▶ **Stored items**:
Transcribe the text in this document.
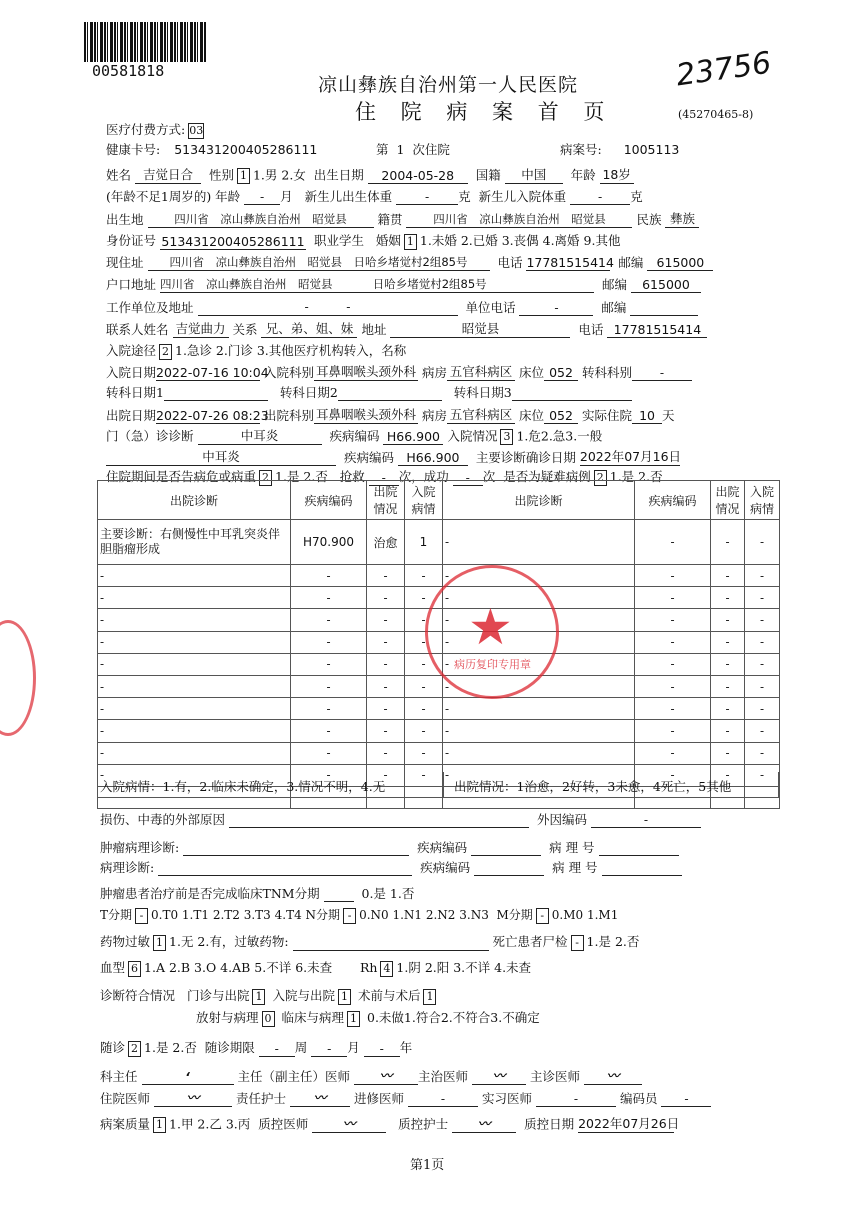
00581818	23756
凉山彝族自治州第一人民医院
住 院 病 案 首 页	(45270465-8)
医疗付费方式: 03
健康卡号: 513431200405286111	第 1 次住院	病案号: 1005113
姓名 吉觉日合 性别 1 1.男 2.女 出生日期 2004-05-28 国籍 中国 年龄 18岁
(年龄不足1周岁的) 年龄 - 月 新生儿出生体重	- 克 新生儿入院体重	- 克
出生地	四川省　凉山彝族自治州　昭觉县 籍贯	四川省　凉山彝族自治州　昭觉县 民族 彝族
身份证号 513431200405286111 职业学生 婚姻 1 1.未婚 2.已婚 3.丧偶 4.离婚 9.其他
现住址 四川省　凉山彝族自治州　昭觉县　日哈乡堵觉村2组85号 电话 17781515414 邮编 615000
户口地址 四川省　凉山彝族自治州　昭觉县	日哈乡堵觉村2组85号	邮编 615000
工作单位及地址	-　　　-	单位电话	-	邮编
联系人姓名 吉觉曲力 关系 兄、弟、姐、妹 地址	昭觉县	电话 17781515414
入院途径 2 1.急诊 2.门诊 3.其他医疗机构转入，名称
入院日期2022-07-16 10:04 入院科别 耳鼻咽喉头颈外科 病房 五官科病区 床位 052 转科科别 -
转科日期1	转科日期2	转科日期3
出院日期2022-07-26 08:23 出院科别 耳鼻咽喉头颈外科 病房 五官科病区 床位 052 实际住院 10 天
门（急）诊诊断	中耳炎	疾病编码 H66.900 入院情况 3 1.危2.急3.一般
中耳炎	疾病编码 H66.900 主要诊断确诊日期 2022年07月16日
住院期间是否告病危或病重 2 1.是 2.否 抢救 - 次，成功 - 次 是否为疑难病例 2 1.是 2.否
出院诊断	疾病编码	出院情况	入院病情	出院诊断	疾病编码	出院情况	入院病情
主要诊断：右侧慢性中耳乳突炎伴胆脂瘤形成	H70.900	治愈	1	-	-	-	-
-	-	-	-	-	-	-	-
-	-	-	-	-	-	-	-
-	-	-	-	-	-	-	-
-	-	-	-	-	-	-	-
-	-	-	-	-	-	-	-
-	-	-	-	-	-	-	-
-	-	-	-	-	-	-	-
-	-	-	-	-	-	-	-
-	-	-	-	-	-	-	-
-	-	-	-	-	-	-	-
-	-	-	-	-	-	-	-
★
病历复印专用章
入院病情：1.有，2.临床未确定，3.情况不明，4.无	出院情况：1治愈，2好转，3未愈，4死亡，5其他
损伤、中毒的外部原因	外因编码	-
肿瘤病理诊断:	疾病编码	病 理 号
病理诊断:	疾病编码	病 理 号
肿瘤患者治疗前是否完成临床TNM分期	0.是 1.否
T分期 - 0.T0 1.T1 2.T2 3.T3 4.T4 N分期 - 0.N0 1.N1 2.N2 3.N3 M分期 - 0.M0 1.M1
药物过敏 1 1.无 2.有，过敏药物:	死亡患者尸检 - 1.是 2.否
血型 6 1.A 2.B 3.O 4.AB 5.不详 6.未查 Rh 4 1.阴 2.阳 3.不详 4.未查
诊断符合情况 门诊与出院 1 入院与出院 1 术前与术后 1
放射与病理 0 临床与病理 1 0.未做1.符合2.不符合3.不确定
随诊 2 1.是 2.否 随诊期限 - 周 - 月 - 年
科主任	ʻ	主任（副主任）医师 〰 主治医师 〰 主诊医师 〰
住院医师	〰	责任护士 〰 进修医师	-	实习医师	-	编码员 -
病案质量 1 1.甲 2.乙 3.丙 质控医师	〰	质控护士 〰	质控日期 2022年07月26日
第1页
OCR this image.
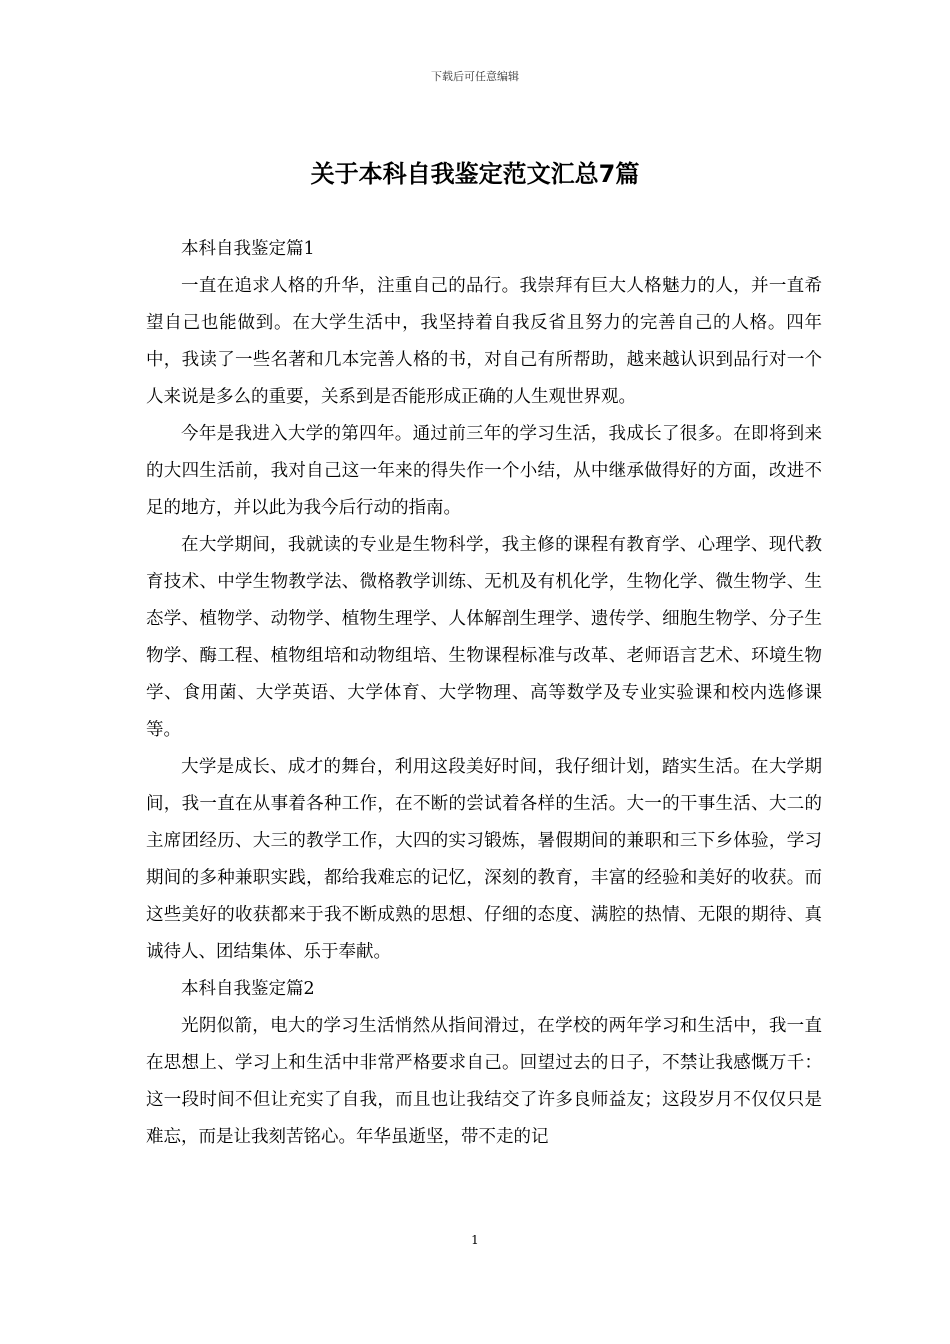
下载后可任意编辑
关于本科自我鉴定范文汇总7篇

本科自我鉴定篇1

一直在追求人格的升华，注重自己的品行。我崇拜有巨大人格魅力的人，并一直希望自己也能做到。在大学生活中，我坚持着自我反省且努力的完善自己的人格。四年中，我读了一些名著和几本完善人格的书，对自己有所帮助，越来越认识到品行对一个人来说是多么的重要，关系到是否能形成正确的人生观世界观。

今年是我进入大学的第四年。通过前三年的学习生活，我成长了很多。在即将到来的大四生活前，我对自己这一年来的得失作一个小结，从中继承做得好的方面，改进不足的地方，并以此为我今后行动的指南。

在大学期间，我就读的专业是生物科学，我主修的课程有教育学、心理学、现代教育技术、中学生物教学法、微格教学训练、无机及有机化学，生物化学、微生物学、生态学、植物学、动物学、植物生理学、人体解剖生理学、遗传学、细胞生物学、分子生物学、酶工程、植物组培和动物组培、生物课程标准与改革、老师语言艺术、环境生物学、食用菌、大学英语、大学体育、大学物理、高等数学及专业实验课和校内选修课等。

大学是成长、成才的舞台，利用这段美好时间，我仔细计划，踏实生活。在大学期间，我一直在从事着各种工作，在不断的尝试着各样的生活。大一的干事生活、大二的主席团经历、大三的教学工作，大四的实习锻炼，暑假期间的兼职和三下乡体验，学习期间的多种兼职实践，都给我难忘的记忆，深刻的教育，丰富的经验和美好的收获。而这些美好的收获都来于我不断成熟的思想、仔细的态度、满腔的热情、无限的期待、真诚待人、团结集体、乐于奉献。

本科自我鉴定篇2

光阴似箭，电大的学习生活悄然从指间滑过，在学校的两年学习和生活中，我一直在思想上、学习上和生活中非常严格要求自己。回望过去的日子，不禁让我感慨万千：这一段时间不但让充实了自我，而且也让我结交了许多良师益友；这段岁月不仅仅只是难忘，而是让我刻苦铭心。年华虽逝坚，带不走的记

1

▶ **Task prompt**: Copy all of the entries verbatim, leaving out any pictures they contain.

▶ **Solution to this problem**:
Transcribe the text in this document.
00581818	23756
凉山彝族自治州第一人民医院
住 院 病 案 首 页	(45270465-8)
医疗付费方式: 03
健康卡号: 513431200405286111	第 1 次住院	病案号: 1005113
姓名 吉觉日合 性别 1 1.男 2.女 出生日期 2004-05-28 国籍 中国 年龄 18岁
(年龄不足1周岁的) 年龄 - 月 新生儿出生体重	- 克 新生儿入院体重	- 克
出生地	四川省　凉山彝族自治州　昭觉县 籍贯	四川省　凉山彝族自治州　昭觉县 民族 彝族
身份证号 513431200405286111 职业学生 婚姻 1 1.未婚 2.已婚 3.丧偶 4.离婚 9.其他
现住址 四川省　凉山彝族自治州　昭觉县　日哈乡堵觉村2组85号 电话 17781515414 邮编 615000
户口地址 四川省　凉山彝族自治州　昭觉县	日哈乡堵觉村2组85号	邮编 615000
工作单位及地址	-　　　-	单位电话	-	邮编
联系人姓名 吉觉曲力 关系 兄、弟、姐、妹 地址	昭觉县	电话 17781515414
入院途径 2 1.急诊 2.门诊 3.其他医疗机构转入，名称
入院日期2022-07-16 10:04 入院科别 耳鼻咽喉头颈外科 病房 五官科病区 床位 052 转科科别 -
转科日期1	转科日期2	转科日期3
出院日期2022-07-26 08:23 出院科别 耳鼻咽喉头颈外科 病房 五官科病区 床位 052 实际住院 10 天
门（急）诊诊断	中耳炎	疾病编码 H66.900 入院情况 3 1.危2.急3.一般
中耳炎	疾病编码 H66.900 主要诊断确诊日期 2022年07月16日
住院期间是否告病危或病重 2 1.是 2.否 抢救 - 次，成功 - 次 是否为疑难病例 2 1.是 2.否
出院诊断	疾病编码	出院情况	入院病情	出院诊断	疾病编码	出院情况	入院病情
主要诊断：右侧慢性中耳乳突炎伴胆脂瘤形成	H70.900	治愈	1	-	-	-	-
-	-	-	-	-	-	-	-
-	-	-	-	-	-	-	-
-	-	-	-	-	-	-	-
-	-	-	-	-	-	-	-
-	-	-	-	-	-	-	-
-	-	-	-	-	-	-	-
-	-	-	-	-	-	-	-
-	-	-	-	-	-	-	-
-	-	-	-	-	-	-	-
-	-	-	-	-	-	-	-
-	-	-	-	-	-	-	-
★
病历复印专用章
入院病情：1.有，2.临床未确定，3.情况不明，4.无	出院情况：1治愈，2好转，3未愈，4死亡，5其他
损伤、中毒的外部原因	外因编码	-
肿瘤病理诊断:	疾病编码	病 理 号
病理诊断:	疾病编码	病 理 号
肿瘤患者治疗前是否完成临床TNM分期	0.是 1.否
T分期 - 0.T0 1.T1 2.T2 3.T3 4.T4 N分期 - 0.N0 1.N1 2.N2 3.N3 M分期 - 0.M0 1.M1
药物过敏 1 1.无 2.有，过敏药物:	死亡患者尸检 - 1.是 2.否
血型 6 1.A 2.B 3.O 4.AB 5.不详 6.未查 Rh 4 1.阴 2.阳 3.不详 4.未查
诊断符合情况 门诊与出院 1 入院与出院 1 术前与术后 1
放射与病理 0 临床与病理 1 0.未做1.符合2.不符合3.不确定
随诊 2 1.是 2.否 随诊期限 - 周 - 月 - 年
科主任	ʻ	主任（副主任）医师 〰 主治医师 〰 主诊医师 〰
住院医师	〰	责任护士 〰 进修医师	-	实习医师	-	编码员 -
病案质量 1 1.甲 2.乙 3.丙 质控医师	〰	质控护士 〰	质控日期 2022年07月26日
第1页
OCR this image.
下载后可任意编辑
关于本科自我鉴定范文汇总7篇

本科自我鉴定篇1

一直在追求人格的升华，注重自己的品行。我崇拜有巨大人格魅力的人，并一直希望自己也能做到。在大学生活中，我坚持着自我反省且努力的完善自己的人格。四年中，我读了一些名著和几本完善人格的书，对自己有所帮助，越来越认识到品行对一个人来说是多么的重要，关系到是否能形成正确的人生观世界观。

今年是我进入大学的第四年。通过前三年的学习生活，我成长了很多。在即将到来的大四生活前，我对自己这一年来的得失作一个小结，从中继承做得好的方面，改进不足的地方，并以此为我今后行动的指南。

在大学期间，我就读的专业是生物科学，我主修的课程有教育学、心理学、现代教育技术、中学生物教学法、微格教学训练、无机及有机化学，生物化学、微生物学、生态学、植物学、动物学、植物生理学、人体解剖生理学、遗传学、细胞生物学、分子生物学、酶工程、植物组培和动物组培、生物课程标准与改革、老师语言艺术、环境生物学、食用菌、大学英语、大学体育、大学物理、高等数学及专业实验课和校内选修课等。

大学是成长、成才的舞台，利用这段美好时间，我仔细计划，踏实生活。在大学期间，我一直在从事着各种工作，在不断的尝试着各样的生活。大一的干事生活、大二的主席团经历、大三的教学工作，大四的实习锻炼，暑假期间的兼职和三下乡体验，学习期间的多种兼职实践，都给我难忘的记忆，深刻的教育，丰富的经验和美好的收获。而这些美好的收获都来于我不断成熟的思想、仔细的态度、满腔的热情、无限的期待、真诚待人、团结集体、乐于奉献。

本科自我鉴定篇2

光阴似箭，电大的学习生活悄然从指间滑过，在学校的两年学习和生活中，我一直在思想上、学习上和生活中非常严格要求自己。回望过去的日子，不禁让我感慨万千：这一段时间不但让充实了自我，而且也让我结交了许多良师益友；这段岁月不仅仅只是难忘，而是让我刻苦铭心。年华虽逝坚，带不走的记

1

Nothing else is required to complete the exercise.